## Problem description
Every line with the string "Москва" should be gathered.

## Stored data
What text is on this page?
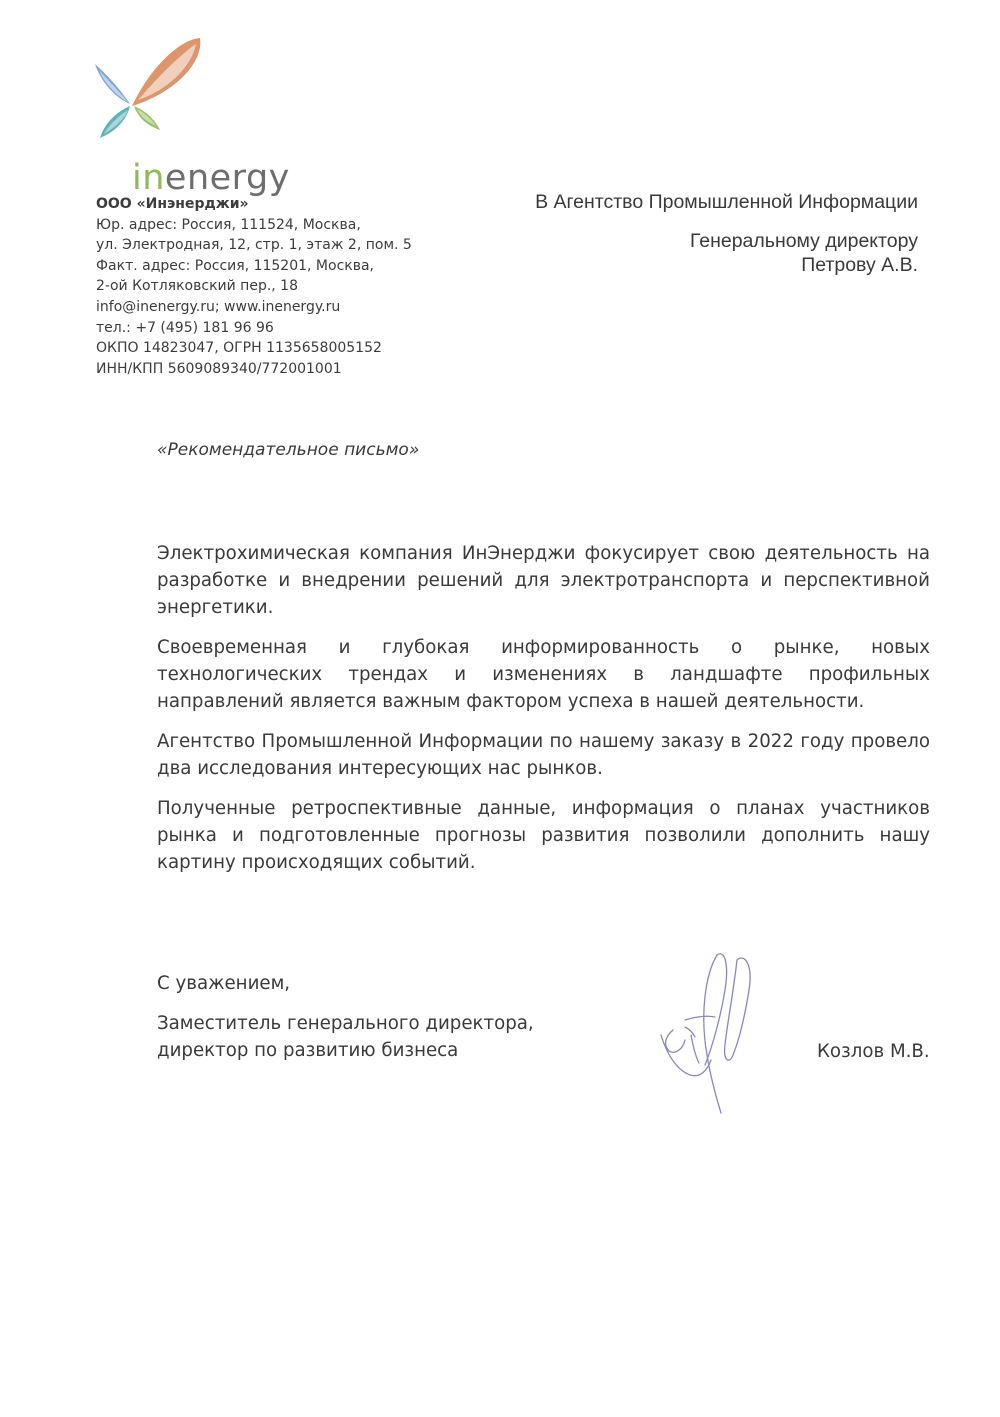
inenergy
ООО «Инэнерджи»
Юр. адрес: Россия, 111524, Москва,
ул. Электродная, 12, стр. 1, этаж 2, пом. 5
Факт. адрес: Россия, 115201, Москва,
2-ой Котляковский пер., 18
info@inenergy.ru; www.inenergy.ru
тел.: +7 (495) 181 96 96
ОКПО 14823047, ОГРН 1135658005152
ИНН/КПП 5609089340/772001001
В Агентство Промышленной Информации
Генеральному директору
Петрову А.В.
«Рекомендательное письмо»

Электрохимическая компания ИнЭнерджи фокусирует свою деятельность на разработке и внедрении решений для электротранспорта и перспективной энергетики.

Своевременная и глубокая информированность о рынке, новых технологических трендах и изменениях в ландшафте профильных направлений является важным фактором успеха в нашей деятельности.

Агентство Промышленной Информации по нашему заказу в 2022 году провело два исследования интересующих нас рынков.

Полученные ретроспективные данные, информация о планах участников рынка и подготовленные прогнозы развития позволили дополнить нашу картину происходящих событий.

С уважением,
Заместитель генерального директора,
директор по развитию бизнеса	Козлов М.В.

## Exercise answer
Юр. адрес: Россия, 111524, Москва,
Факт. адрес: Россия, 115201, Москва,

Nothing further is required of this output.